▶ _DO THIS_: Which lines in the material below contain the word "ylabel"? Copy each of them.

▶ _SUPPLIED MATERIAL_:

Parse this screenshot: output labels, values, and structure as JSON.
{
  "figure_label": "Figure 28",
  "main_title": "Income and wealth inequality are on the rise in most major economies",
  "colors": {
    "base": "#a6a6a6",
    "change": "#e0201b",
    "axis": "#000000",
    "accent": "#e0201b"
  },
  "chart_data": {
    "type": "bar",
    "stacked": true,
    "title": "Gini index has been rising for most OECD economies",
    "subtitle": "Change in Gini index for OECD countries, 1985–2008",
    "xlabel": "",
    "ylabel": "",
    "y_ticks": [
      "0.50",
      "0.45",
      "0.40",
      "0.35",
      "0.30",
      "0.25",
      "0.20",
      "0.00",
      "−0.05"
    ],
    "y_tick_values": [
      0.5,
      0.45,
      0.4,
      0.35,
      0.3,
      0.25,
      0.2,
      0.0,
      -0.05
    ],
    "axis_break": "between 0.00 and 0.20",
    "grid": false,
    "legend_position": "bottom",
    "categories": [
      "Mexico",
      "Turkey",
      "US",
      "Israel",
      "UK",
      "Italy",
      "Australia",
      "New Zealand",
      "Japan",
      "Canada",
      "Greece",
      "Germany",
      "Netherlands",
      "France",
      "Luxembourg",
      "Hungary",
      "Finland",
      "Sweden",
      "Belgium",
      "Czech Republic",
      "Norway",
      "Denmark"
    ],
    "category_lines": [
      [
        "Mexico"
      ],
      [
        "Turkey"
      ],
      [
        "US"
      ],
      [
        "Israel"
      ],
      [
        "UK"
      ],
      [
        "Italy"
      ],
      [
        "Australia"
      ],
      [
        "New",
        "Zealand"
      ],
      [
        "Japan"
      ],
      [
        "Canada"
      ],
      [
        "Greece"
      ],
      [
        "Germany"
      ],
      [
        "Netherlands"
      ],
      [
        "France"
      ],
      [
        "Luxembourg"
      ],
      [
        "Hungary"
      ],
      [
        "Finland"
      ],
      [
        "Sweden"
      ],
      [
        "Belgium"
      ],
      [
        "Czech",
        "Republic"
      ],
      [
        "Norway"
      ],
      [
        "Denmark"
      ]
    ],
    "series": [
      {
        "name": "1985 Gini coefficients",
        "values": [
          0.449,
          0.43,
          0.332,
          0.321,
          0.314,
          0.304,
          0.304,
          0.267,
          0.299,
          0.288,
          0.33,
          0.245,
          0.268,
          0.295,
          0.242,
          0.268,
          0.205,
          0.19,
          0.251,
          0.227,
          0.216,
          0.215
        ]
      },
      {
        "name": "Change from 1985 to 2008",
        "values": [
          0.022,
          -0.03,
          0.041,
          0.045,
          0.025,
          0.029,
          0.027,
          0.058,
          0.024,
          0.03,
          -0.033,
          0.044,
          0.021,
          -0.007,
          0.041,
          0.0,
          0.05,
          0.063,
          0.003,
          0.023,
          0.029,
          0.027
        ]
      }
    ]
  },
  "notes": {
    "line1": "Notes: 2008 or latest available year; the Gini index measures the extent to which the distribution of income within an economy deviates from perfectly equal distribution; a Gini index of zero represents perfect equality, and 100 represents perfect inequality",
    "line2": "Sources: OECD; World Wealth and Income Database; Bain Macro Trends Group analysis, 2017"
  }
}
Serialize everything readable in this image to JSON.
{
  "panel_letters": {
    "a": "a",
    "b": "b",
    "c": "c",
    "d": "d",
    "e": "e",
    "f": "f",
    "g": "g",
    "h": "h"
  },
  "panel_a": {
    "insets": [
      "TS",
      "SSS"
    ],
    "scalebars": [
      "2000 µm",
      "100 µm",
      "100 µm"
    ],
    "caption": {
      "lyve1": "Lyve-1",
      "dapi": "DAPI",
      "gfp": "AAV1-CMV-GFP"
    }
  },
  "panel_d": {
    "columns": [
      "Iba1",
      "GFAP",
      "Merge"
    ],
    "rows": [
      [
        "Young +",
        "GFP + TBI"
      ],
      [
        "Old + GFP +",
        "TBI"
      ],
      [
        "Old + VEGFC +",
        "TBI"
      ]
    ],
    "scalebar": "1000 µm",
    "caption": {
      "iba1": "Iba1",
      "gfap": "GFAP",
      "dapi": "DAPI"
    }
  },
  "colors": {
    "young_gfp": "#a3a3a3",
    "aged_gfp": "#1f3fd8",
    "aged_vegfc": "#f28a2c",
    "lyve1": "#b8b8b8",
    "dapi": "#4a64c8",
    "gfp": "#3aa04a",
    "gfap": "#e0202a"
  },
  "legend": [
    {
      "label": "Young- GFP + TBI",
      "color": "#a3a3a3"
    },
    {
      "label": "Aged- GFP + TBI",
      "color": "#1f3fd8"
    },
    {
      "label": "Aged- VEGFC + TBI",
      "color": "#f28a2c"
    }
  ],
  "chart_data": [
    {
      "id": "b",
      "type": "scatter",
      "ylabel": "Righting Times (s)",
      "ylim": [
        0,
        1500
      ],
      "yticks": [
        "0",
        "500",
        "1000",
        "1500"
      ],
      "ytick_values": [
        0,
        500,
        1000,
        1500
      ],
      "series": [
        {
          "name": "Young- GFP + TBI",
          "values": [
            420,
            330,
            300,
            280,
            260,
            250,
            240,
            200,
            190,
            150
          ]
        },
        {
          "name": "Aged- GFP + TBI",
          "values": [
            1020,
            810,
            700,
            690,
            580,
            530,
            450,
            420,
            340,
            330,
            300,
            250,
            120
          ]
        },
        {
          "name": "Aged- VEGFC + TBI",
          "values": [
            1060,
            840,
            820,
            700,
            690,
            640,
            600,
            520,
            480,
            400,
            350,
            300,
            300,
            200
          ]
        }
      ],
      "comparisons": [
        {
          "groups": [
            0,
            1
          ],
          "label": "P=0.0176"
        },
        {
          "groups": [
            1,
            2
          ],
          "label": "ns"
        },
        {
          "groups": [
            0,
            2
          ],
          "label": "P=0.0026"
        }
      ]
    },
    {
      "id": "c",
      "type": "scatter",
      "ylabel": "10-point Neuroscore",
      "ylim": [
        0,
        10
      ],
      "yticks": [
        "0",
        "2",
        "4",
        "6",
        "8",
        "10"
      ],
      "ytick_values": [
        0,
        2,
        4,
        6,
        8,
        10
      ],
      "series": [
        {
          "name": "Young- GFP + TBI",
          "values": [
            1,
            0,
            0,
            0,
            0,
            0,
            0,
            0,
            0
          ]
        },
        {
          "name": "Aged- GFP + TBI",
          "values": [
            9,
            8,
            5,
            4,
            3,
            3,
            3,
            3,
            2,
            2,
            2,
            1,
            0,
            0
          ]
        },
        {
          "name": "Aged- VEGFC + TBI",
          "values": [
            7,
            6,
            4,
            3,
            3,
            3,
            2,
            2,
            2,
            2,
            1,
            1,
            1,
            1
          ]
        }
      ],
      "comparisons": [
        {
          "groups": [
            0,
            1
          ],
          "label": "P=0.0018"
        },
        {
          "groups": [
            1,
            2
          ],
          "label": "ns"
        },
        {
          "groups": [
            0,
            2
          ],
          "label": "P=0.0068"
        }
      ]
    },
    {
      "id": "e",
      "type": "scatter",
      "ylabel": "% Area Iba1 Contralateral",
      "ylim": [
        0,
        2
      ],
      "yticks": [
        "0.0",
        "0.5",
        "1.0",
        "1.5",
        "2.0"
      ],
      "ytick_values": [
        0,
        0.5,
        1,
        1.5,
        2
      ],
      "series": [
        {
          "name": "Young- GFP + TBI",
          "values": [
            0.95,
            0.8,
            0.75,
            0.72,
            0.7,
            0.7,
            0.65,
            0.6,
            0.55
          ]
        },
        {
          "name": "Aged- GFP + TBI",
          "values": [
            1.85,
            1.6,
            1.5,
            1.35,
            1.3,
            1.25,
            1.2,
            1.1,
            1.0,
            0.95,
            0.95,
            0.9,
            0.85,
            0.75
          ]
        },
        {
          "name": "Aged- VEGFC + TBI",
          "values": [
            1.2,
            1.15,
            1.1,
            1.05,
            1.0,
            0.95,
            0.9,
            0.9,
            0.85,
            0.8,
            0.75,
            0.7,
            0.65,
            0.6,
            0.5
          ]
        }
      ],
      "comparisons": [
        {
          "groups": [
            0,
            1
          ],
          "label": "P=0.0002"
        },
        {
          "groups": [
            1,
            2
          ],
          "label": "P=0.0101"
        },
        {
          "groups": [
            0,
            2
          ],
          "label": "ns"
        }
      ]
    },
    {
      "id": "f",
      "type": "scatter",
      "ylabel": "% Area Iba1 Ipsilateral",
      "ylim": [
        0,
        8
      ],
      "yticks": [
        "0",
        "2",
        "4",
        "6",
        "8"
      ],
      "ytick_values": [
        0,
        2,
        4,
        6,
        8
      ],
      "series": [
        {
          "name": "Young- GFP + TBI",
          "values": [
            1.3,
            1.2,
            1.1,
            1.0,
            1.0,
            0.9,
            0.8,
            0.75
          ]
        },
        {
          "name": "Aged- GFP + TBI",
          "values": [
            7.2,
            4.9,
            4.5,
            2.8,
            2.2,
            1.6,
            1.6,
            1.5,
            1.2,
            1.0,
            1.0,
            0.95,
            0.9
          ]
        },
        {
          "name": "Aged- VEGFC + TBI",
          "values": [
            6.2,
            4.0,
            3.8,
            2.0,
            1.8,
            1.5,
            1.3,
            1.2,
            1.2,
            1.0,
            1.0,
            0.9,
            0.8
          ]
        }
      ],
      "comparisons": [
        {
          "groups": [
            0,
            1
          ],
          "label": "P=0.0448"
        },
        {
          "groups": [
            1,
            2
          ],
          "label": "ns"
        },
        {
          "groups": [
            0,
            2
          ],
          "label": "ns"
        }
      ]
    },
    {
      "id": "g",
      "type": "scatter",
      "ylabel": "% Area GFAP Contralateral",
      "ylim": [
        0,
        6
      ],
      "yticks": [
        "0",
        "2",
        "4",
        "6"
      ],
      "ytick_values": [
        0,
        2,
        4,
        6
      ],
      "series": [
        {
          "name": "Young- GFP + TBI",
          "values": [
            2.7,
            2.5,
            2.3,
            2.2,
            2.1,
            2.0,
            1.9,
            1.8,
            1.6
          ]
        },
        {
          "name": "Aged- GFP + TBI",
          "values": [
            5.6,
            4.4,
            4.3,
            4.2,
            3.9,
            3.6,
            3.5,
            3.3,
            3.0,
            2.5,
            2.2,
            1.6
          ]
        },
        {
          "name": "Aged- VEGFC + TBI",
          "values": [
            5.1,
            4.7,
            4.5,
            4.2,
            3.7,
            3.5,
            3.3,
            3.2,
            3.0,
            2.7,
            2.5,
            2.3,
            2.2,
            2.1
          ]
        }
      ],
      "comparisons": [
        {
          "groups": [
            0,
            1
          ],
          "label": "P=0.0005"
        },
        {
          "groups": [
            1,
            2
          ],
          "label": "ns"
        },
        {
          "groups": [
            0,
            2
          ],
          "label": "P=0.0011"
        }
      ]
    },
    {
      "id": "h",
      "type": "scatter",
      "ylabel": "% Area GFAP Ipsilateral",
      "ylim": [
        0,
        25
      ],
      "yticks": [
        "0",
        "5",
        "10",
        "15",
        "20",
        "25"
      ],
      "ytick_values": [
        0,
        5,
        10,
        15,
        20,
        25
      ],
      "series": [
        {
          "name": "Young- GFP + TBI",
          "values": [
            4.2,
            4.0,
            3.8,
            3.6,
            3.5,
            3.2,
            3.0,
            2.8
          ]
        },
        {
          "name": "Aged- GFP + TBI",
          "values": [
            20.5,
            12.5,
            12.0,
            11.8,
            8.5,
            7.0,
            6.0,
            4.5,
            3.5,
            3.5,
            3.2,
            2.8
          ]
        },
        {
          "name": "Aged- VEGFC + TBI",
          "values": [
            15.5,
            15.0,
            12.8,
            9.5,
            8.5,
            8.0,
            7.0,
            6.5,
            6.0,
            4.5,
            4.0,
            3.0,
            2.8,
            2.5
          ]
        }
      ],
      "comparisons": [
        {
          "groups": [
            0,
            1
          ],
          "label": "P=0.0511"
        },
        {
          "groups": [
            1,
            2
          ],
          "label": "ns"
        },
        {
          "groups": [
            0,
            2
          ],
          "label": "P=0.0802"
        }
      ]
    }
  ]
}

▶ _RESULT BELOW_:
    "ylabel": "",
      "ylabel": "Righting Times (s)",
      "ylabel": "10-point Neuroscore",
      "ylabel": "% Area Iba1 Contralateral",
      "ylabel": "% Area Iba1 Ipsilateral",
      "ylabel": "% Area GFAP Contralateral",
      "ylabel": "% Area GFAP Ipsilateral",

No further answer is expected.